## What you need to do
Leave the pictures out and print every record below exactly as it stands.

## Extracted data
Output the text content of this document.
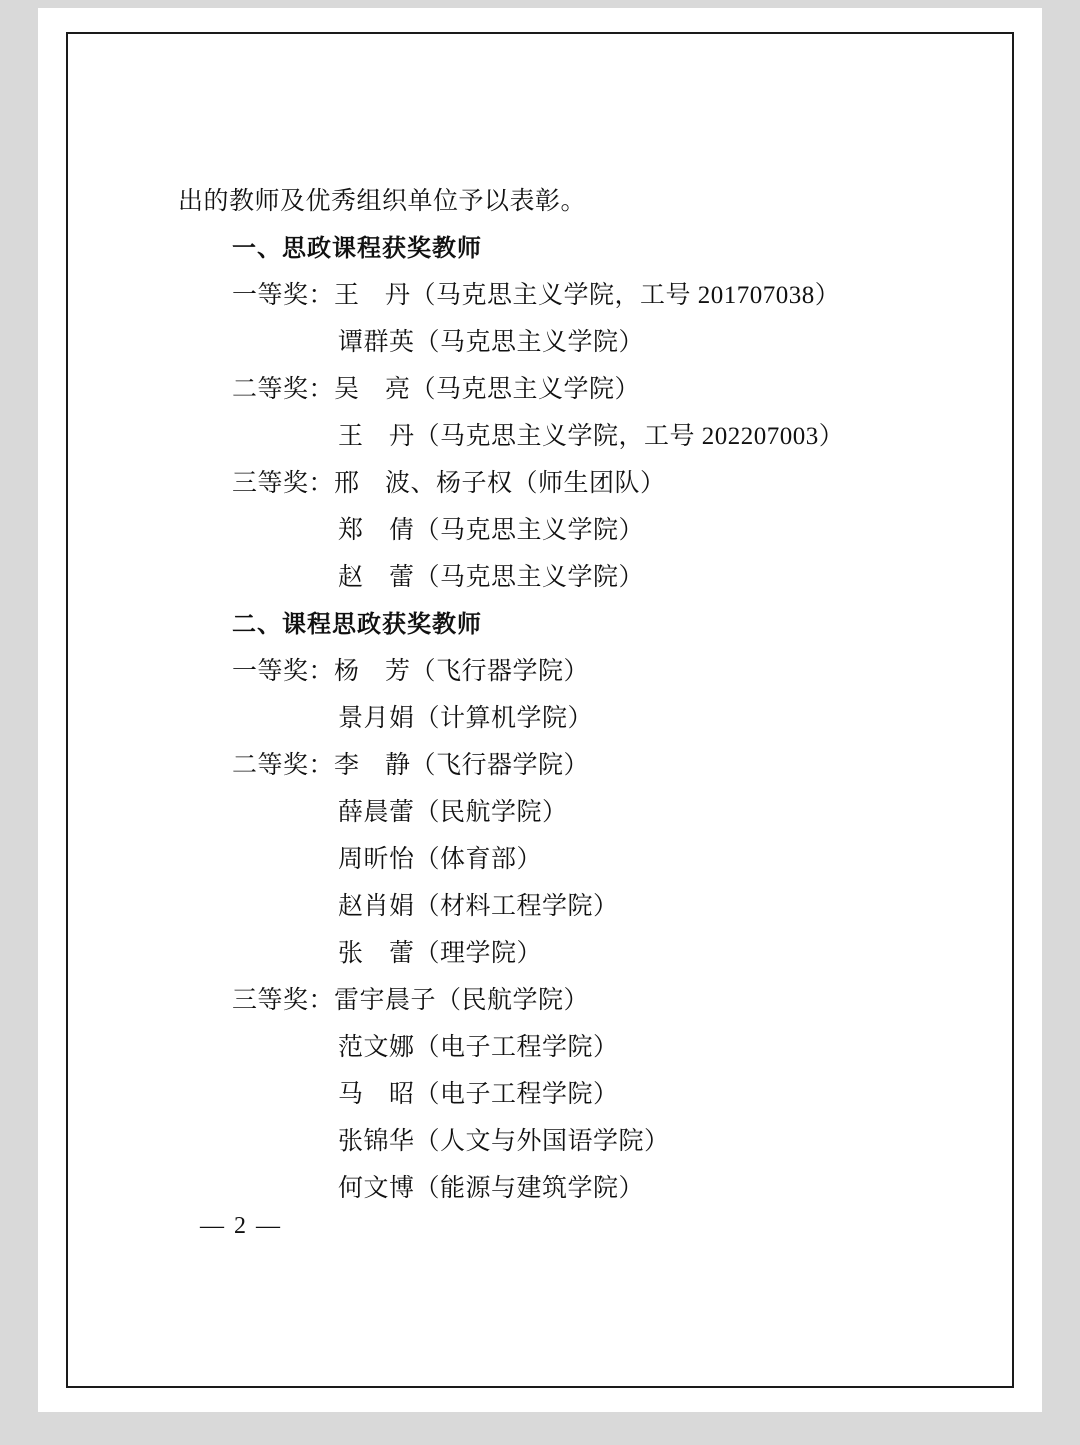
出的教师及优秀组织单位予以表彰。
一、思政课程获奖教师
一等奖：王　丹（马克思主义学院，工号 201707038）
谭群英（马克思主义学院）
二等奖：吴　亮（马克思主义学院）
王　丹（马克思主义学院，工号 202207003）
三等奖：邢　波、杨子权（师生团队）
郑　倩（马克思主义学院）
赵　蕾（马克思主义学院）
二、课程思政获奖教师
一等奖：杨　芳（飞行器学院）
景月娟（计算机学院）
二等奖：李　静（飞行器学院）
薛晨蕾（民航学院）
周昕怡（体育部）
赵肖娟（材料工程学院）
张　蕾（理学院）
三等奖：雷宇晨子（民航学院）
范文娜（电子工程学院）
马　昭（电子工程学院）
张锦华（人文与外国语学院）
何文博（能源与建筑学院）
— 2 —
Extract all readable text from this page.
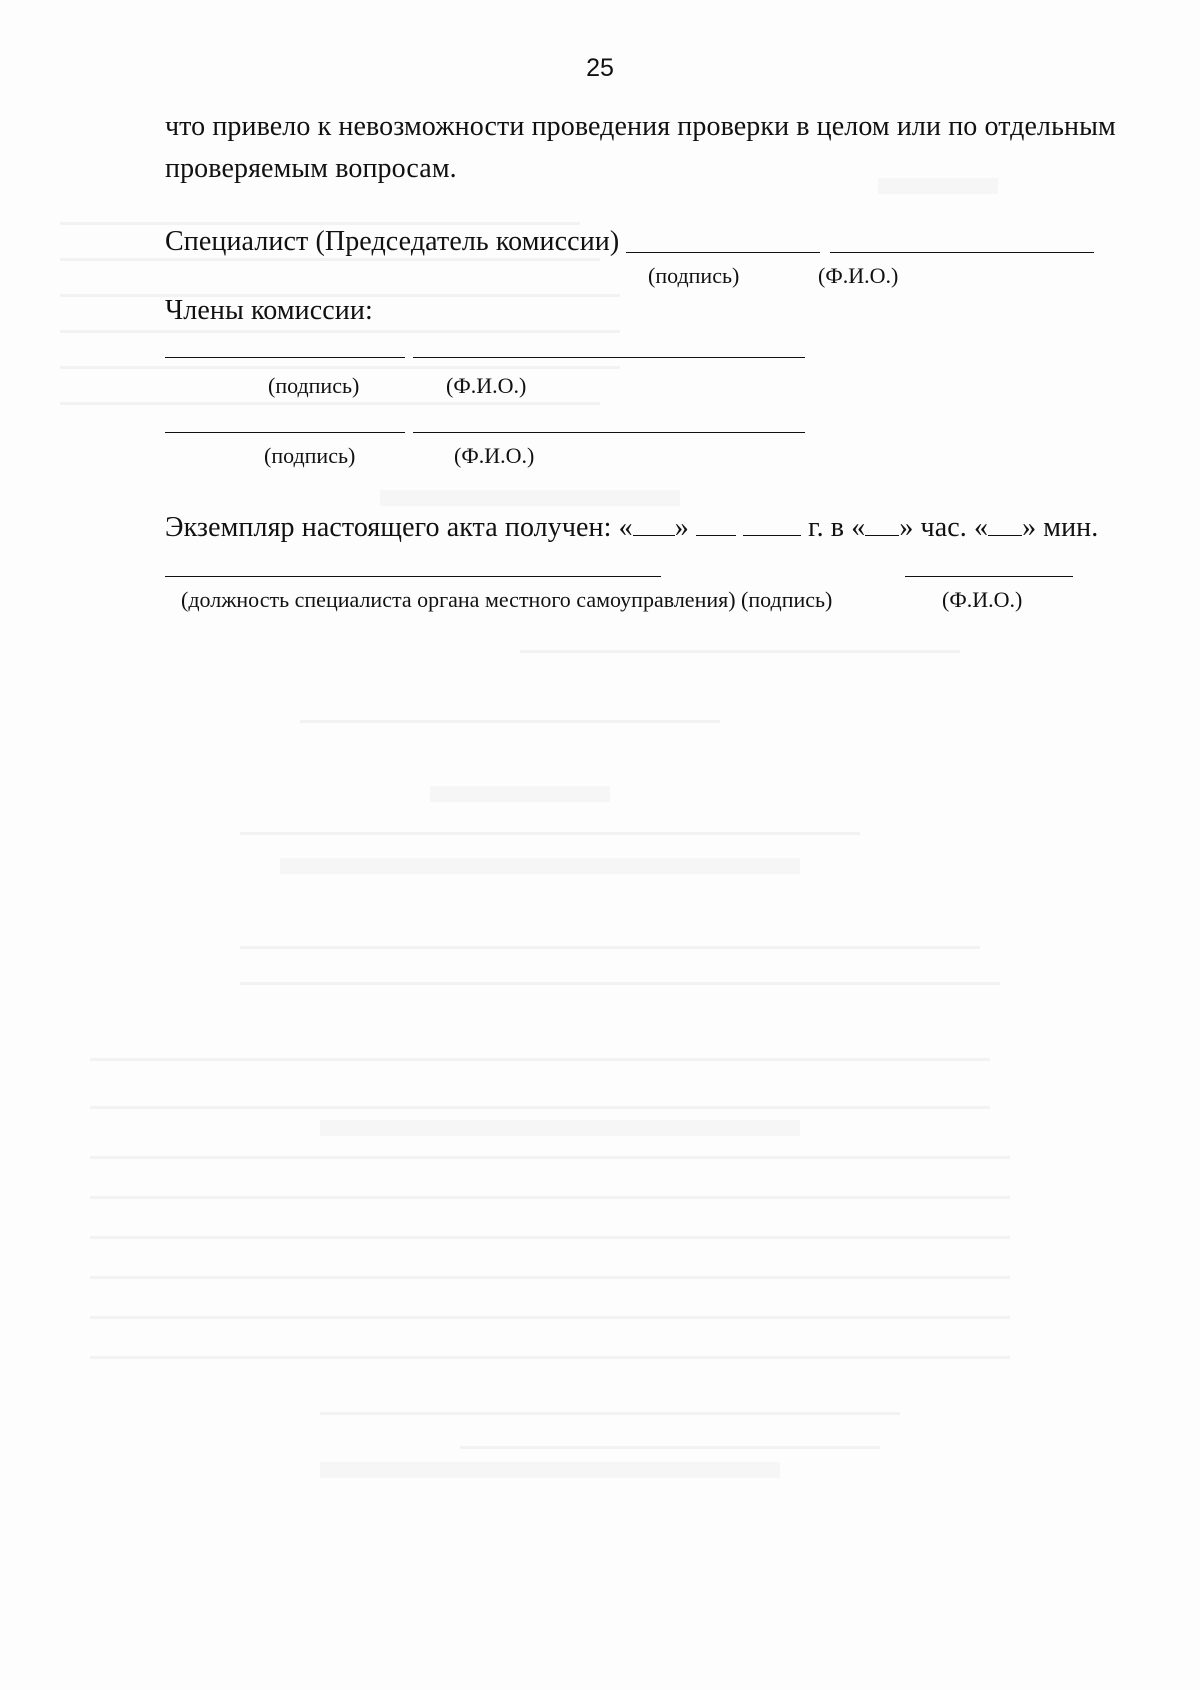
25
что привело к невозможности проведения проверки в целом или по отдельным
проверяемым вопросам.
Специалист (Председатель комиссии)
(подпись)	(Ф.И.О.)
Члены комиссии:
(подпись)	(Ф.И.О.)
(подпись)	(Ф.И.О.)
Экземпляр настоящего акта получен: « »	г. в « » час. « » мин.
(должность специалиста органа местного самоуправления) (подпись)	(Ф.И.О.)
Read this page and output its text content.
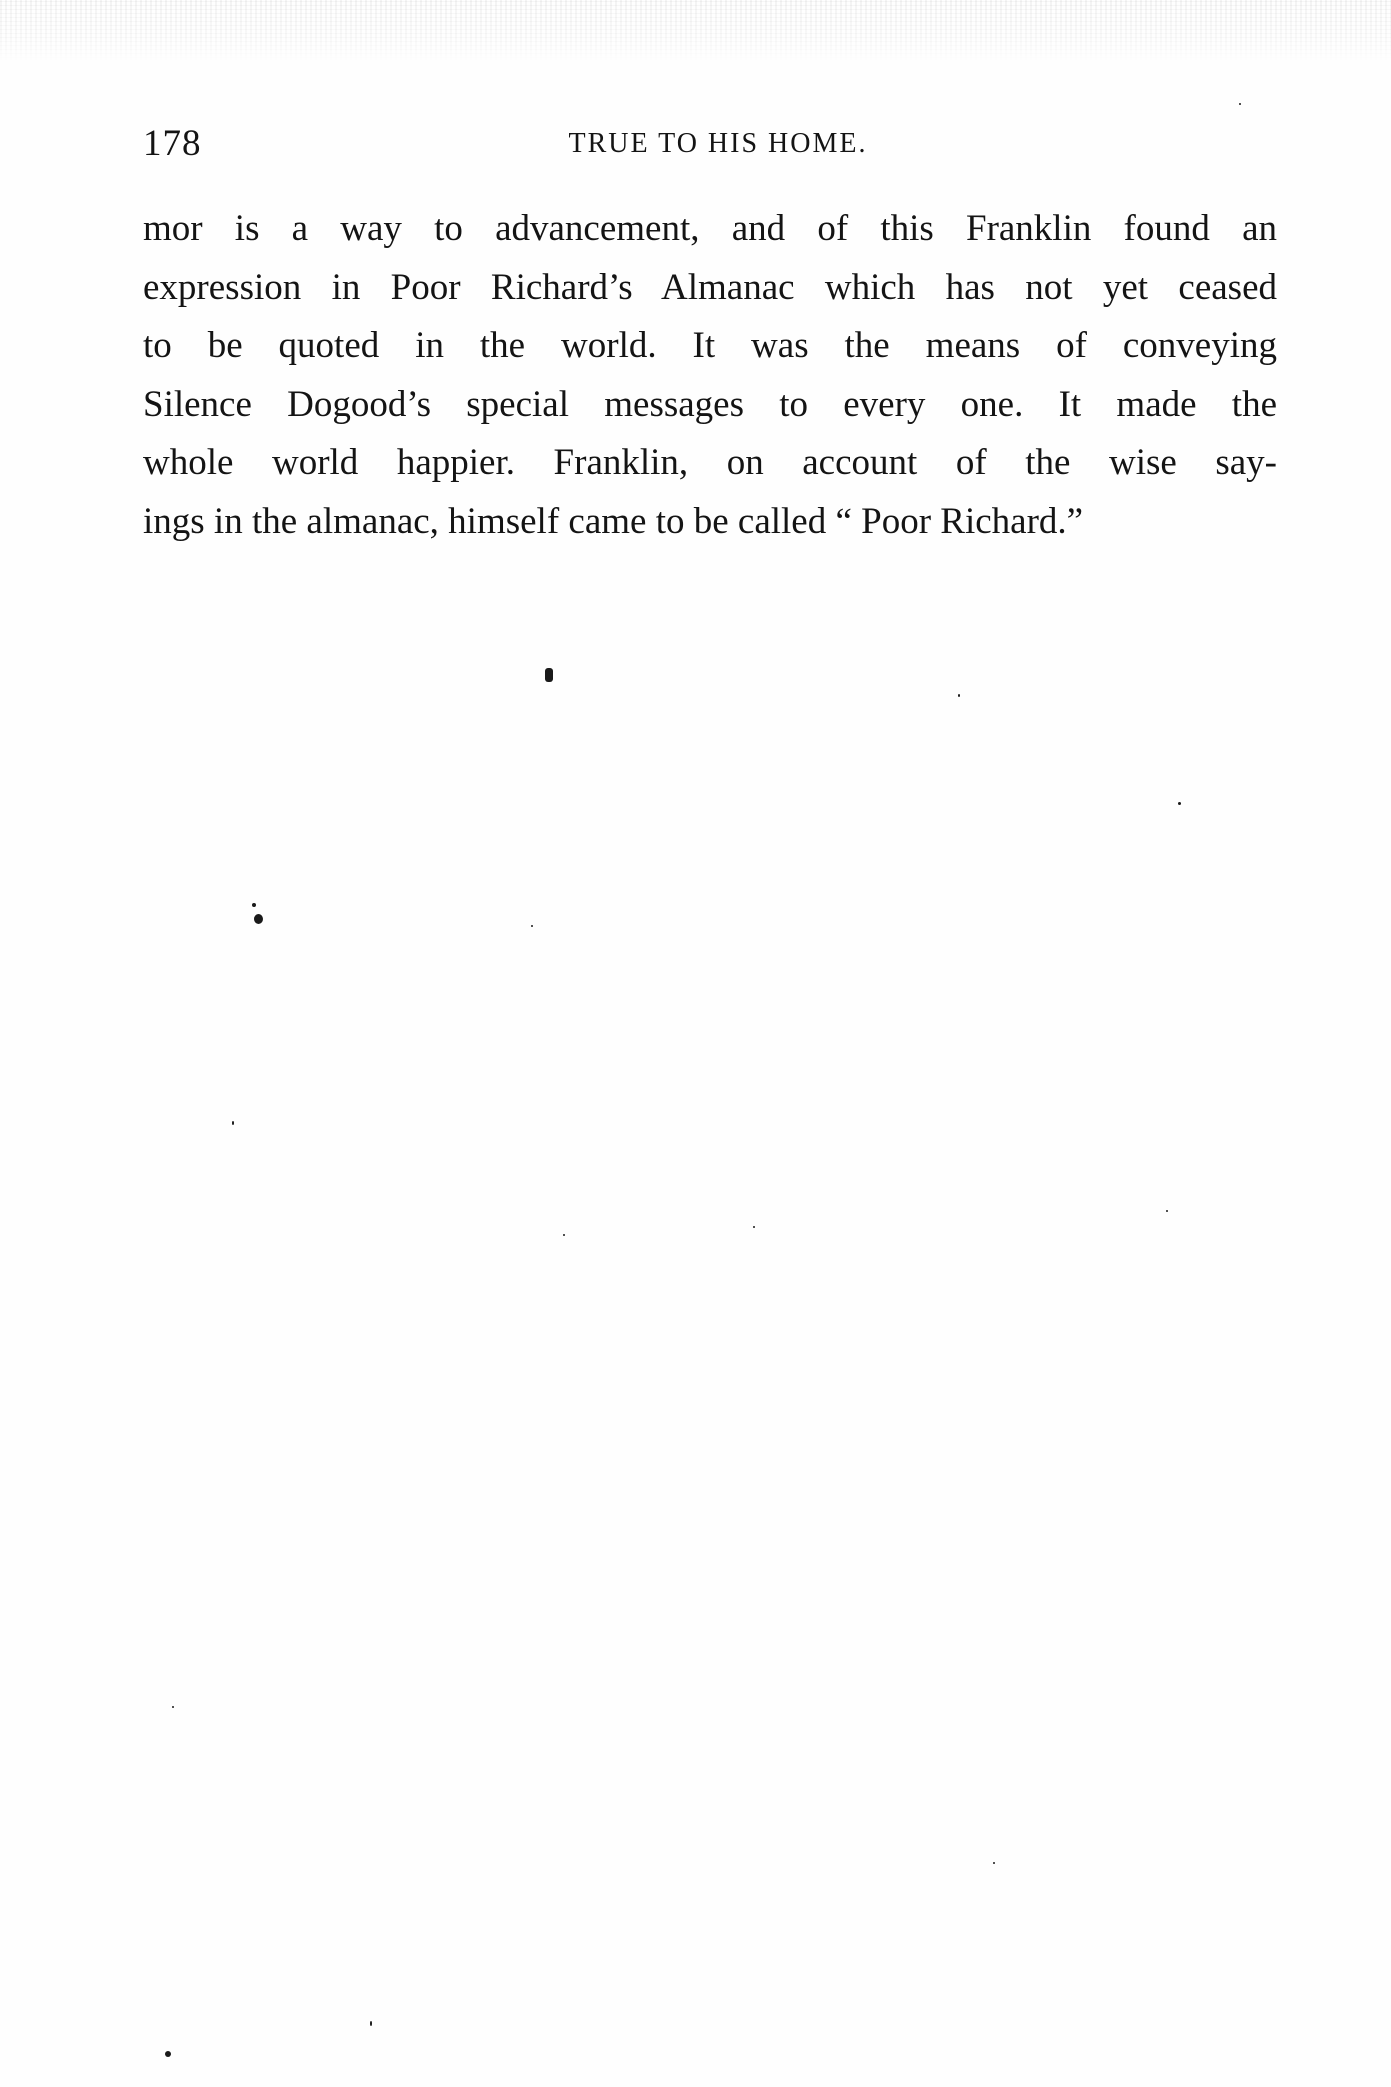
178	TRUE TO HIS HOME.
mor is a way to advancement, and of this Franklin found an
expression in Poor Richard’s Almanac which has not yet ceased
to be quoted in the world. It was the means of conveying
Silence Dogood’s special messages to every one. It made the
whole world happier. Franklin, on account of the wise say-
ings in the almanac, himself came to be called “ Poor Richard.”
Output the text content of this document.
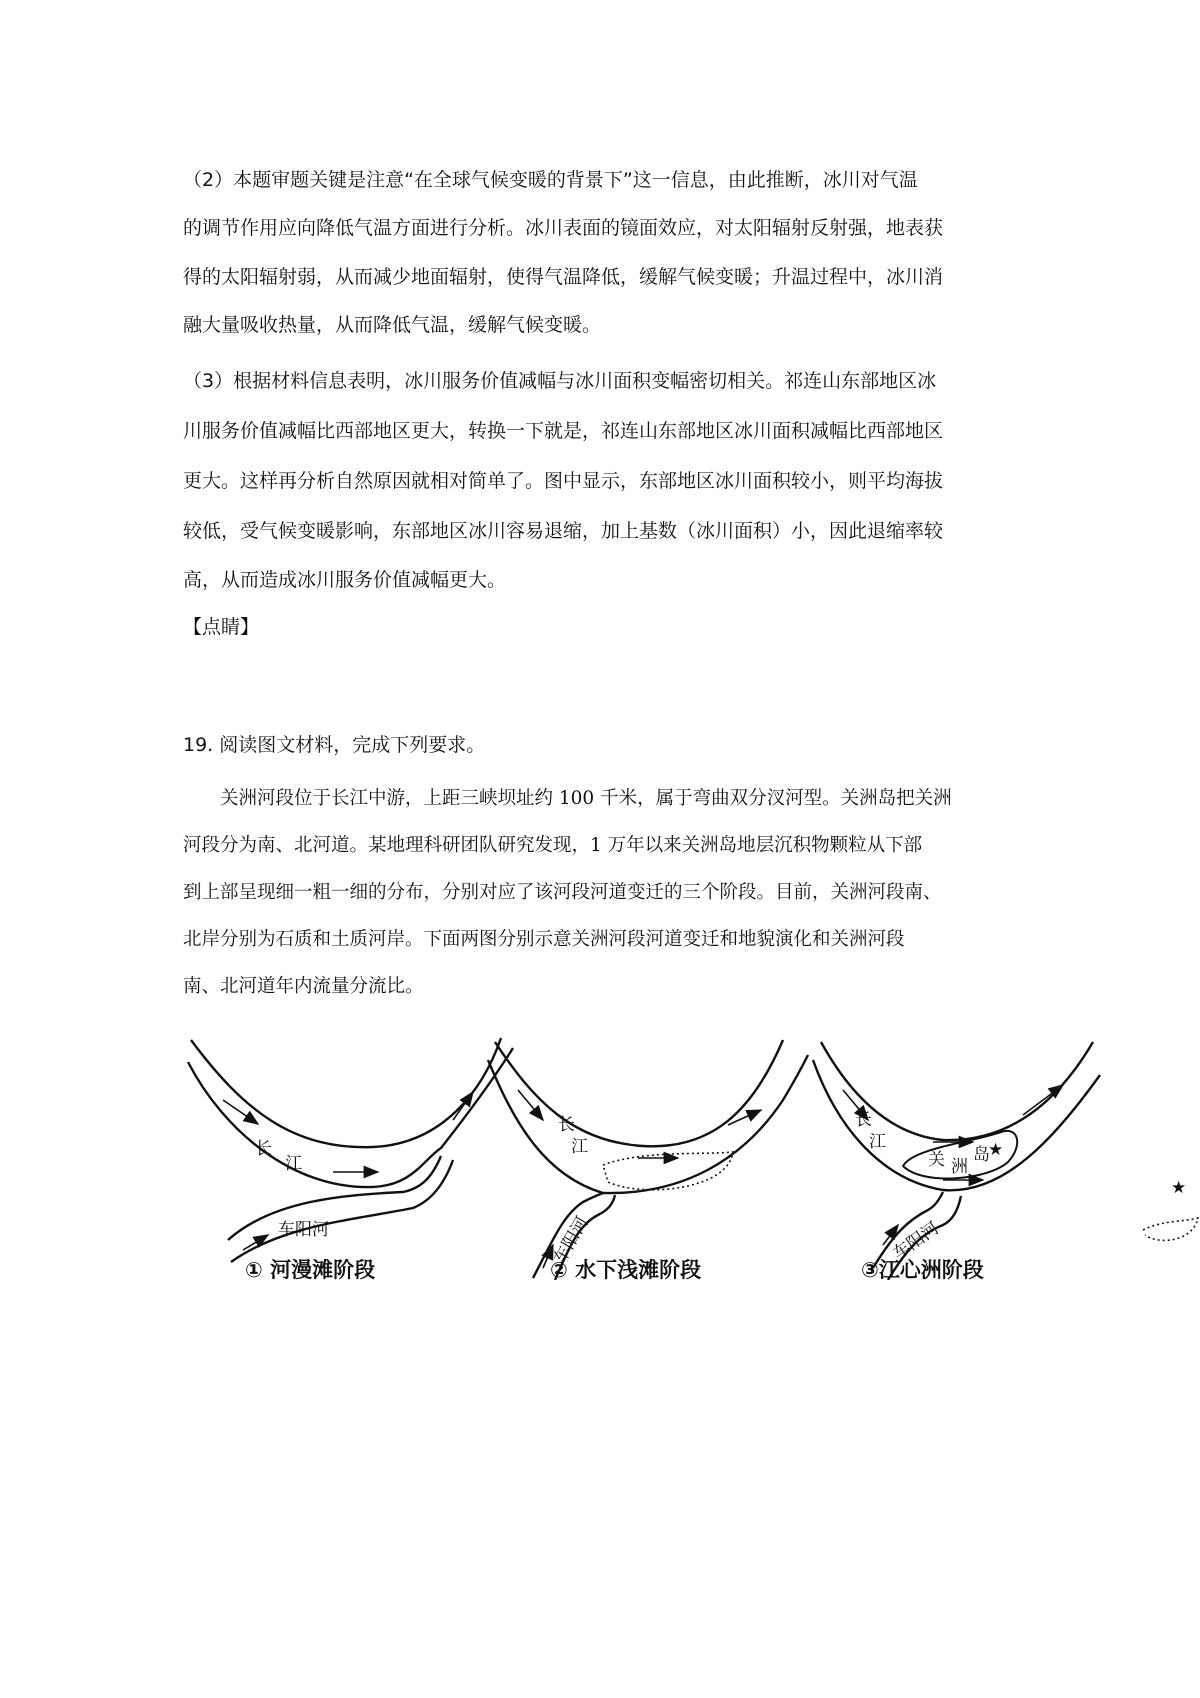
（2）本题审题关键是注意“在全球气候变暖的背景下”这一信息，由此推断，冰川对气温

的调节作用应向降低气温方面进行分析。冰川表面的镜面效应，对太阳辐射反射强，地表获

得的太阳辐射弱，从而减少地面辐射，使得气温降低，缓解气候变暖；升温过程中，冰川消

融大量吸收热量，从而降低气温，缓解气候变暖。

（3）根据材料信息表明，冰川服务价值减幅与冰川面积变幅密切相关。祁连山东部地区冰

川服务价值减幅比西部地区更大，转换一下就是，祁连山东部地区冰川面积减幅比西部地区

更大。这样再分析自然原因就相对简单了。图中显示，东部地区冰川面积较小，则平均海拔

较低，受气候变暖影响，东部地区冰川容易退缩，加上基数（冰川面积）小，因此退缩率较

高，从而造成冰川服务价值减幅更大。

【点睛】

19. 阅读图文材料，完成下列要求。

关洲河段位于长江中游，上距三峡坝址约 100 千米，属于弯曲双分汊河型。关洲岛把关洲

河段分为南、北河道。某地理科研团队研究发现，1 万年以来关洲岛地层沉积物颗粒从下部

到上部呈现细一粗一细的分布，分别对应了该河段河道变迁的三个阶段。目前，关洲河段南、

北岸分别为石质和土质河岸。下面两图分别示意关洲河段河道变迁和地貌演化和关洲河段

南、北河道年内流量分流比。

长
江
车阳河
长
江
车阳河
长
江
关 洲
岛
★
车阳河
★
① 河漫滩阶段	② 水下浅滩阶段	③江心洲阶段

## Result of the exercise
Output the text content of this document.
出的教师及优秀组织单位予以表彰。
一、思政课程获奖教师
一等奖：王　丹（马克思主义学院，工号 201707038）
谭群英（马克思主义学院）
二等奖：吴　亮（马克思主义学院）
王　丹（马克思主义学院，工号 202207003）
三等奖：邢　波、杨子权（师生团队）
郑　倩（马克思主义学院）
赵　蕾（马克思主义学院）
二、课程思政获奖教师
一等奖：杨　芳（飞行器学院）
景月娟（计算机学院）
二等奖：李　静（飞行器学院）
薛晨蕾（民航学院）
周昕怡（体育部）
赵肖娟（材料工程学院）
张　蕾（理学院）
三等奖：雷宇晨子（民航学院）
范文娜（电子工程学院）
马　昭（电子工程学院）
张锦华（人文与外国语学院）
何文博（能源与建筑学院）
— 2 —
Extract all readable text from this page.
25
что привело к невозможности проведения проверки в целом или по отдельным
проверяемым вопросам.
Специалист (Председатель комиссии)
(подпись)	(Ф.И.О.)
Члены комиссии:
(подпись)	(Ф.И.О.)
(подпись)	(Ф.И.О.)
Экземпляр настоящего акта получен: « »	г. в « » час. « » мин.
(должность специалиста органа местного самоуправления) (подпись)	(Ф.И.О.)
Read this page and output its text content.
178	TRUE TO HIS HOME.
mor is a way to advancement, and of this Franklin found an
expression in Poor Richard’s Almanac which has not yet ceased
to be quoted in the world. It was the means of conveying
Silence Dogood’s special messages to every one. It made the
whole world happier. Franklin, on account of the wise say-
ings in the almanac, himself came to be called “ Poor Richard.”
Output the text content of this document.
（2）本题审题关键是注意“在全球气候变暖的背景下”这一信息，由此推断，冰川对气温

的调节作用应向降低气温方面进行分析。冰川表面的镜面效应，对太阳辐射反射强，地表获

得的太阳辐射弱，从而减少地面辐射，使得气温降低，缓解气候变暖；升温过程中，冰川消

融大量吸收热量，从而降低气温，缓解气候变暖。

（3）根据材料信息表明，冰川服务价值减幅与冰川面积变幅密切相关。祁连山东部地区冰

川服务价值减幅比西部地区更大，转换一下就是，祁连山东部地区冰川面积减幅比西部地区

更大。这样再分析自然原因就相对简单了。图中显示，东部地区冰川面积较小，则平均海拔

较低，受气候变暖影响，东部地区冰川容易退缩，加上基数（冰川面积）小，因此退缩率较

高，从而造成冰川服务价值减幅更大。

【点睛】

19. 阅读图文材料，完成下列要求。

关洲河段位于长江中游，上距三峡坝址约 100 千米，属于弯曲双分汊河型。关洲岛把关洲

河段分为南、北河道。某地理科研团队研究发现，1 万年以来关洲岛地层沉积物颗粒从下部

到上部呈现细一粗一细的分布，分别对应了该河段河道变迁的三个阶段。目前，关洲河段南、

北岸分别为石质和土质河岸。下面两图分别示意关洲河段河道变迁和地貌演化和关洲河段

南、北河道年内流量分流比。

长
江
车阳河
长
江
车阳河
长
江
关 洲
岛
★
车阳河
★
① 河漫滩阶段	② 水下浅滩阶段	③江心洲阶段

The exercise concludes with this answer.